++++ RECORD EXTRACTS

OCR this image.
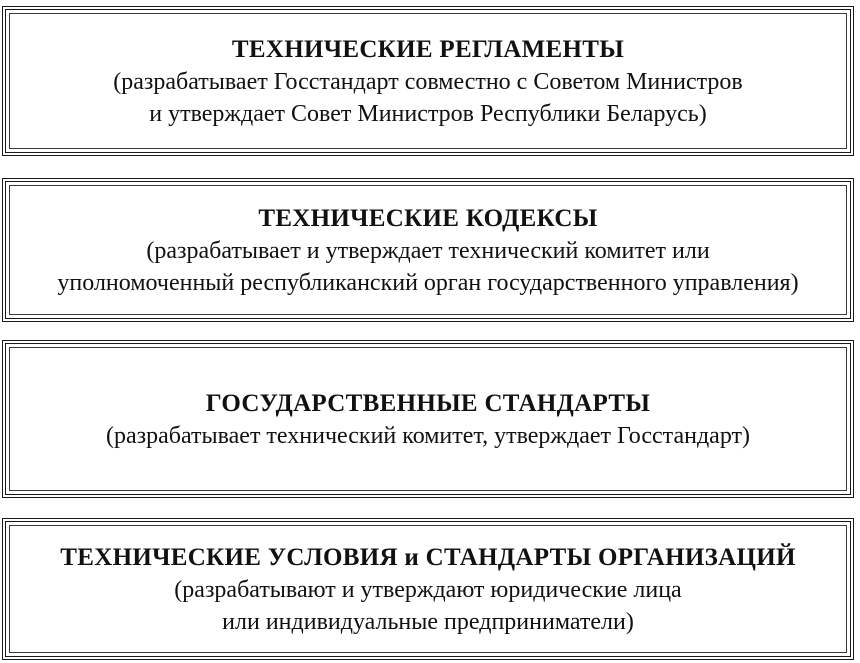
ТЕХНИЧЕСКИЕ РЕГЛАМЕНТЫ
(разрабатывает Госстандарт совместно с Советом Министров
и утверждает Совет Министров Республики Беларусь)
ТЕХНИЧЕСКИЕ КОДЕКСЫ
(разрабатывает и утверждает технический комитет или
уполномоченный республиканский орган государственного управления)
ГОСУДАРСТВЕННЫЕ СТАНДАРТЫ
(разрабатывает технический комитет, утверждает Госстандарт)
ТЕХНИЧЕСКИЕ УСЛОВИЯ и СТАНДАРТЫ ОРГАНИЗАЦИЙ
(разрабатывают и утверждают юридические лица
или индивидуальные предприниматели)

++++++++

--- SET TASK ---
In the copy, include all records verbatim but no images.

--- COMPLETE RESPONSE ---
OCR this image.
ТЕХНИЧЕСКИЕ РЕГЛАМЕНТЫ
(разрабатывает Госстандарт совместно с Советом Министров
и утверждает Совет Министров Республики Беларусь)
ТЕХНИЧЕСКИЕ КОДЕКСЫ
(разрабатывает и утверждает технический комитет или
уполномоченный республиканский орган государственного управления)
ГОСУДАРСТВЕННЫЕ СТАНДАРТЫ
(разрабатывает технический комитет, утверждает Госстандарт)
ТЕХНИЧЕСКИЕ УСЛОВИЯ и СТАНДАРТЫ ОРГАНИЗАЦИЙ
(разрабатывают и утверждают юридические лица
или индивидуальные предприниматели)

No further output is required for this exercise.